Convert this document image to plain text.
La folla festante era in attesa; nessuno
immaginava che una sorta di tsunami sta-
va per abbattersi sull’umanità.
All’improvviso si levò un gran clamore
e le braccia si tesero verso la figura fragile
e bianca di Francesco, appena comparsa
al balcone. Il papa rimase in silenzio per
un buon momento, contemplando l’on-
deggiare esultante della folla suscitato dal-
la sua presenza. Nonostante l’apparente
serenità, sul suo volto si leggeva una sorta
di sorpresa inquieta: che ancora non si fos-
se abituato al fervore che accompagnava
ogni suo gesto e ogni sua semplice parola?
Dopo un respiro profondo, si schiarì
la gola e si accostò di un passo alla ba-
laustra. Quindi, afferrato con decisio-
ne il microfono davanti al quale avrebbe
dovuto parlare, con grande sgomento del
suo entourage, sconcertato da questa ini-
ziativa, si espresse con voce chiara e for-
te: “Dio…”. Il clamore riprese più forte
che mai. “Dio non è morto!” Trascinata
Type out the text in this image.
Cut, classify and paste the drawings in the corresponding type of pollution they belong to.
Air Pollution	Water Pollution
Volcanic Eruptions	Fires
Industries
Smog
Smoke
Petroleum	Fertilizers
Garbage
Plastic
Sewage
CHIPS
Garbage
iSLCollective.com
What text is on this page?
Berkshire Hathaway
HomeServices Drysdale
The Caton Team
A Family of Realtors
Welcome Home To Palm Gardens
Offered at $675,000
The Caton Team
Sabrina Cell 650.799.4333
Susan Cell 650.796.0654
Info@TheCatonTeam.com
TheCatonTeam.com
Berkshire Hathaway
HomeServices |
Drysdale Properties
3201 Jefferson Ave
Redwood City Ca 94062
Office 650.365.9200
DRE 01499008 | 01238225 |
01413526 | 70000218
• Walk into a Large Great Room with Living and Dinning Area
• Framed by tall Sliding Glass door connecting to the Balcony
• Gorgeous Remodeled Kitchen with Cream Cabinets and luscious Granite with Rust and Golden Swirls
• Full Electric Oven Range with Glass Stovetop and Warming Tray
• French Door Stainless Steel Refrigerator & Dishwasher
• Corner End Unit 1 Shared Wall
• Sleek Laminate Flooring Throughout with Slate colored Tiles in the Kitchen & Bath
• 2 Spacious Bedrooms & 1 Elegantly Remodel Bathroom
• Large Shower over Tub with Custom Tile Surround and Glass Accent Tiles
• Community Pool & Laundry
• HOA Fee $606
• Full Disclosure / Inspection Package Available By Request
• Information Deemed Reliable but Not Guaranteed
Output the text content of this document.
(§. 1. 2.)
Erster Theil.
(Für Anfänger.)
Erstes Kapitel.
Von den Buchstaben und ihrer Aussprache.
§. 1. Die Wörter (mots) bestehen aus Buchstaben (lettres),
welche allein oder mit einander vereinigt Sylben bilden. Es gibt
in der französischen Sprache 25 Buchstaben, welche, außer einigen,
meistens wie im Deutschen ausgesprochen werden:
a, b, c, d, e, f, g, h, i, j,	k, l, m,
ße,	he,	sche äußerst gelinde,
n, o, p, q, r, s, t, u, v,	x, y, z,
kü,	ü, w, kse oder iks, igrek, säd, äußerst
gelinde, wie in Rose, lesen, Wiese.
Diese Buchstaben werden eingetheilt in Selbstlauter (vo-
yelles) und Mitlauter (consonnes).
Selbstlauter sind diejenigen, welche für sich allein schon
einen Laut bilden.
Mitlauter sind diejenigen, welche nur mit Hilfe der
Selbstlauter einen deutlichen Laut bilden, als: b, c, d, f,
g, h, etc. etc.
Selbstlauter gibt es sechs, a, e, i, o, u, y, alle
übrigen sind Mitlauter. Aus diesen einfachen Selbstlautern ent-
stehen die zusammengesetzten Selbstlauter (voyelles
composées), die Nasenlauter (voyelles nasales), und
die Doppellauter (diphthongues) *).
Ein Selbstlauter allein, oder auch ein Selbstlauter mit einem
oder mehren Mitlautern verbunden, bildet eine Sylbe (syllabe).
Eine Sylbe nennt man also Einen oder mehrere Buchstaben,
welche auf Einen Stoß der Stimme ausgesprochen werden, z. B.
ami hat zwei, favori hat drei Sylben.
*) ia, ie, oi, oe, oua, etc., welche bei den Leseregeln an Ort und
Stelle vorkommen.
********
- **YOUR OBJECTIVE**
Give the count of lines in the data shown above that contain "HomeServices", and nothing else.

- **RESULT FOR THIS TASK**
2